## Task directions
All records below must be retyped exactly.

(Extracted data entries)
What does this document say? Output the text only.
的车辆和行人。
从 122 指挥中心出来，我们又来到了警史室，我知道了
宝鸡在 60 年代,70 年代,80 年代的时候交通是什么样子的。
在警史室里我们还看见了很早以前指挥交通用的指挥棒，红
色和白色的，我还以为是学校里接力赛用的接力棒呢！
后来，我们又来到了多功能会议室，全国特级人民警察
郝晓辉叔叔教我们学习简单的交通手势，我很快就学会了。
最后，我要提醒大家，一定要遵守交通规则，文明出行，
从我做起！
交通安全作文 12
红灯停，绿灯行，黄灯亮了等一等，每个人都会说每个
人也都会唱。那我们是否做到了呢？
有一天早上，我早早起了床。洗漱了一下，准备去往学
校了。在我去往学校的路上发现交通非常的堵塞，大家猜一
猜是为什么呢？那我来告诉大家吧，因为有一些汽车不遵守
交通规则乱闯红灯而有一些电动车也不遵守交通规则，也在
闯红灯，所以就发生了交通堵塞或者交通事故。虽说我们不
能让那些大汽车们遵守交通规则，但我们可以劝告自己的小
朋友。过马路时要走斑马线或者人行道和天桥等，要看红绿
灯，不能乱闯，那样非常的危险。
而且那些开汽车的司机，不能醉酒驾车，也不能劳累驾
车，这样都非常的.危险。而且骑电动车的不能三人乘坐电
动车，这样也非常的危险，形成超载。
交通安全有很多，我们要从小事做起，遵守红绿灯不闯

## Task answer
What does this document say? Output the text only.
的车辆和行人。
从 122 指挥中心出来，我们又来到了警史室，我知道了
宝鸡在 60 年代,70 年代,80 年代的时候交通是什么样子的。
在警史室里我们还看见了很早以前指挥交通用的指挥棒，红
色和白色的，我还以为是学校里接力赛用的接力棒呢！
后来，我们又来到了多功能会议室，全国特级人民警察
郝晓辉叔叔教我们学习简单的交通手势，我很快就学会了。
最后，我要提醒大家，一定要遵守交通规则，文明出行，
从我做起！
交通安全作文 12
红灯停，绿灯行，黄灯亮了等一等，每个人都会说每个
人也都会唱。那我们是否做到了呢？
有一天早上，我早早起了床。洗漱了一下，准备去往学
校了。在我去往学校的路上发现交通非常的堵塞，大家猜一
猜是为什么呢？那我来告诉大家吧，因为有一些汽车不遵守
交通规则乱闯红灯而有一些电动车也不遵守交通规则，也在
闯红灯，所以就发生了交通堵塞或者交通事故。虽说我们不
能让那些大汽车们遵守交通规则，但我们可以劝告自己的小
朋友。过马路时要走斑马线或者人行道和天桥等，要看红绿
灯，不能乱闯，那样非常的危险。
而且那些开汽车的司机，不能醉酒驾车，也不能劳累驾
车，这样都非常的.危险。而且骑电动车的不能三人乘坐电
动车，这样也非常的危险，形成超载。
交通安全有很多，我们要从小事做起，遵守红绿灯不闯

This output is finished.